### PAGE TEXT
□ □ □
Academic journal article Journalism History

From the Front: The Story of War

Academic journal article Journalism History

From the Front: The Story of War

Article excerpt

Sweeney, Michael S. From the Front: The Story of War. Washington, D.C.: National Geographic, 2002. 320 pp. $40.

Michael Sweeney's From the Front: The Story of War embraces the best elements of single-topic, illustrated volumes: A compelling subject, abundant photographs, and a powerful narrative. It's of manageable heft and invites readers in at almost any page. Overall, it's an admirable work, tracing the ever-emerging story of war correspondence from the mid-nineteenth century. Media historians should find it a valued addition to their collections.

From the Front is comprehensive and insightful about the challenges and horrors of war reporting without becoming grim and forbidding. That's a notable accomplishment, due in no small measure to the author's brisk writing style and his eye for telling anecdotes.
□ □ □
### WRITTEN TASK A
In the book review, rewrite the part that opens with the words "From the Front is" and closes with "for telling anecdotes.", replacing "brisk" with "lively".

### DATA ENTRIES
□ □ □
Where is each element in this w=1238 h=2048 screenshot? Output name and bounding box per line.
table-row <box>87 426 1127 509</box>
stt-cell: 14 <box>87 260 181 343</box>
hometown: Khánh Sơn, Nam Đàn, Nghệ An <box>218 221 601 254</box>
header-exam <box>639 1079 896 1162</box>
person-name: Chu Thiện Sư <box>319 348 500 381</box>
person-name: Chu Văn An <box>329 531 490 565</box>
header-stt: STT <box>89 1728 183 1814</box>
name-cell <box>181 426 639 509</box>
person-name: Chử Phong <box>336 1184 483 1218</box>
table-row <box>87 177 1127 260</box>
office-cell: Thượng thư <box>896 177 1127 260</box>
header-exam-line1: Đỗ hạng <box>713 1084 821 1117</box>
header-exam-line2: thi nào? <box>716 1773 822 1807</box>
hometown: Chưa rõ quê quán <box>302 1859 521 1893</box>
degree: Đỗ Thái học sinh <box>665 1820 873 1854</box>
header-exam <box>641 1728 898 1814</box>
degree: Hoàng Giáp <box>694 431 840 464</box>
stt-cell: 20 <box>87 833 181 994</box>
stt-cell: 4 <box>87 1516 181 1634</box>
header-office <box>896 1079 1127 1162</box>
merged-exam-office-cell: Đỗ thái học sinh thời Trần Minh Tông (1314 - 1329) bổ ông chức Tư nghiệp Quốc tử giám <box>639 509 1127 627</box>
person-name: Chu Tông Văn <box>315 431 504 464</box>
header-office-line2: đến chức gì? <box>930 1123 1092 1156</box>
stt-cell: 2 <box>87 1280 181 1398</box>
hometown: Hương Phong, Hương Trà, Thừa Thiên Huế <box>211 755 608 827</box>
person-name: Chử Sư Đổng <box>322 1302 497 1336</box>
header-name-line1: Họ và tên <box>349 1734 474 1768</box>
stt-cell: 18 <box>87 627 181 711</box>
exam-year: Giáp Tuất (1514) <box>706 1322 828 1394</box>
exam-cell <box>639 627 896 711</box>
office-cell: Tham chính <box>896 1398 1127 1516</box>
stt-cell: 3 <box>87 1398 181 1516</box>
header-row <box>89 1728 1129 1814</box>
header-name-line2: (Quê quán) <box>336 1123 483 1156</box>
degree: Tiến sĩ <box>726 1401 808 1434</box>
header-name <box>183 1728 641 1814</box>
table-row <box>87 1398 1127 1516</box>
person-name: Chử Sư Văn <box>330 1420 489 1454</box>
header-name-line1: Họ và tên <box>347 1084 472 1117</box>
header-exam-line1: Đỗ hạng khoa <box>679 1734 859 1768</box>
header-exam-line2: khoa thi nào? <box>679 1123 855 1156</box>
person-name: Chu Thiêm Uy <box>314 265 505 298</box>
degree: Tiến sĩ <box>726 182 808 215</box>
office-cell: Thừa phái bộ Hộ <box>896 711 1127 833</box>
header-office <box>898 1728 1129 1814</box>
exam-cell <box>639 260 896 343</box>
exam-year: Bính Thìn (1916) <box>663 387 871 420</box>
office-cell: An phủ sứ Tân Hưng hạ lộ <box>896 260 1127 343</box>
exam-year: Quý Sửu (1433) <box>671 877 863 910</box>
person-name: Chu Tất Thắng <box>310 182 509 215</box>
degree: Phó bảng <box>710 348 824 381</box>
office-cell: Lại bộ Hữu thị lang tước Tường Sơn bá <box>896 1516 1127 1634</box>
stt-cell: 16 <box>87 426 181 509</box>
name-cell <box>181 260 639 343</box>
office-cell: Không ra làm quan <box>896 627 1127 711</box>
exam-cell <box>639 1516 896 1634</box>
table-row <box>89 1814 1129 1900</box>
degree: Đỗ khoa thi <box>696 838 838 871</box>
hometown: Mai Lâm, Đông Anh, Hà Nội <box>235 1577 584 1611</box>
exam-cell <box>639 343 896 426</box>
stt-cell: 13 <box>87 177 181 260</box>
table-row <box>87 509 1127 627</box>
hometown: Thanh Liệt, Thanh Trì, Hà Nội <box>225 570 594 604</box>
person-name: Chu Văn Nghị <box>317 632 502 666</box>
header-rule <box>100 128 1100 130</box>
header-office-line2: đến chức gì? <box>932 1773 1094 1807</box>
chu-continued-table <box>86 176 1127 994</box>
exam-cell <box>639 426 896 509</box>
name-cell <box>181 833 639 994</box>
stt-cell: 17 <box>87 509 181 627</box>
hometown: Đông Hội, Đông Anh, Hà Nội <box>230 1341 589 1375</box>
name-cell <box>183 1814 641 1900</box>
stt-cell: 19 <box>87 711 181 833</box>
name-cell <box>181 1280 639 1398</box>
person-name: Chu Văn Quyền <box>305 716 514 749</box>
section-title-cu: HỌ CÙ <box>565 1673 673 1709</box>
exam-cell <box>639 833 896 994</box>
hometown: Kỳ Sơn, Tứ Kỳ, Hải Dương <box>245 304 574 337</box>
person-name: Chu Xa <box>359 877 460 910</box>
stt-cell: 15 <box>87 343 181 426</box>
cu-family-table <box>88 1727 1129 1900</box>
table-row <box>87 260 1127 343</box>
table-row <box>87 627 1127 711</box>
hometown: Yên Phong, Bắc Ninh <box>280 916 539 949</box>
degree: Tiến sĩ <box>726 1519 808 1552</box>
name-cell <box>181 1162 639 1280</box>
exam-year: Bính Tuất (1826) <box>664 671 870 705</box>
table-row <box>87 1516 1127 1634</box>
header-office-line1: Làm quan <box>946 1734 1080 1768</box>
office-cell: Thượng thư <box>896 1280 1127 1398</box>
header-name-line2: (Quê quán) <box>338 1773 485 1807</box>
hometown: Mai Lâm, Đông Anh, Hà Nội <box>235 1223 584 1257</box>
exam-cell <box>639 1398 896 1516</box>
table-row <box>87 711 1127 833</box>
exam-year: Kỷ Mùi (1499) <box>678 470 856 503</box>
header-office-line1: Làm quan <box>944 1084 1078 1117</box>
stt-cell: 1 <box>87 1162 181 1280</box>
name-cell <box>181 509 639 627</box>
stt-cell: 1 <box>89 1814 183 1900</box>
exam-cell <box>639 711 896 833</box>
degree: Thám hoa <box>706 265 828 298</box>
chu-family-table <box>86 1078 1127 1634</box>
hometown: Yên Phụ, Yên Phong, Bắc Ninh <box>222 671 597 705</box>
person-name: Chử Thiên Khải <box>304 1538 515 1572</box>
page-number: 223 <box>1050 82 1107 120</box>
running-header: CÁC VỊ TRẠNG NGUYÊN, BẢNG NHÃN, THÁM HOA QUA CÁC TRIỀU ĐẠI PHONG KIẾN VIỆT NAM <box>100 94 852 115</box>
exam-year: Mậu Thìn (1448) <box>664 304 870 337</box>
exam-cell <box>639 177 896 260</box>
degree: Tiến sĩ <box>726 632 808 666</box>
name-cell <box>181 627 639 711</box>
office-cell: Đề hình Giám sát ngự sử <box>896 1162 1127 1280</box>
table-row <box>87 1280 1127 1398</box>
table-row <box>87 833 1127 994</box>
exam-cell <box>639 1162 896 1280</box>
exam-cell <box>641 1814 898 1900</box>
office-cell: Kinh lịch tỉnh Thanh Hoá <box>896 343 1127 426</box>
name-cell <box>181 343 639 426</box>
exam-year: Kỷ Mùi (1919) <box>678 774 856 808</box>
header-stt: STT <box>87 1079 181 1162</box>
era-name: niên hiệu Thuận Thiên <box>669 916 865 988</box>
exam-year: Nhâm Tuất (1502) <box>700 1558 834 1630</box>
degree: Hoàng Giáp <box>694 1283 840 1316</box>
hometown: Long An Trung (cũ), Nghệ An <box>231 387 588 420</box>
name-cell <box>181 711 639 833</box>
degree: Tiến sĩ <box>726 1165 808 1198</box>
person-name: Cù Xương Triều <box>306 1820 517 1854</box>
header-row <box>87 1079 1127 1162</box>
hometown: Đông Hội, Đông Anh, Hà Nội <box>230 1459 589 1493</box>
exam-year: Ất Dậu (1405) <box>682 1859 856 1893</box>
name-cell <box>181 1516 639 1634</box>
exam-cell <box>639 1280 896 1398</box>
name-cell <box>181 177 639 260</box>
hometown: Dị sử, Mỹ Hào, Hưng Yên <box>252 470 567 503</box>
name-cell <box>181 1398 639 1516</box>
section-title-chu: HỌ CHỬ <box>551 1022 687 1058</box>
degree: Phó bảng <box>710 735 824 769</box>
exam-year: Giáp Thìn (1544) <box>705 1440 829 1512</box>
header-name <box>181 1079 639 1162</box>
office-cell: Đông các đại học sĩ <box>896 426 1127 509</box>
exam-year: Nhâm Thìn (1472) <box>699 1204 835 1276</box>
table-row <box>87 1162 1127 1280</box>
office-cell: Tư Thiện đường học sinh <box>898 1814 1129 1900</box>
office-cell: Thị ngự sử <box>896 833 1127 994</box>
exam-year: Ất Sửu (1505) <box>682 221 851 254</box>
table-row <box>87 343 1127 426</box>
□ □ □
### WRITTEN TASK B
Reproduce the records word for word from their first line through the line containing "table-row <box>87 177 1127 260</box>".

### FULL RESPONSE A
From the Front is comprehensive and insightful about the challenges and horrors of war reporting without becoming grim and forbidding. That's a notable accomplishment, due in no small measure to the author's lively writing style and his eye for telling anecdotes.

### FULL RESPONSE B
Where is each element in this w=1238 h=2048 screenshot? Output name and bounding box per line.
table-row <box>87 426 1127 509</box>
stt-cell: 14 <box>87 260 181 343</box>
hometown: Khánh Sơn, Nam Đàn, Nghệ An <box>218 221 601 254</box>
header-exam <box>639 1079 896 1162</box>
person-name: Chu Thiện Sư <box>319 348 500 381</box>
person-name: Chu Văn An <box>329 531 490 565</box>
header-stt: STT <box>89 1728 183 1814</box>
name-cell <box>181 426 639 509</box>
person-name: Chử Phong <box>336 1184 483 1218</box>
table-row <box>87 177 1127 260</box>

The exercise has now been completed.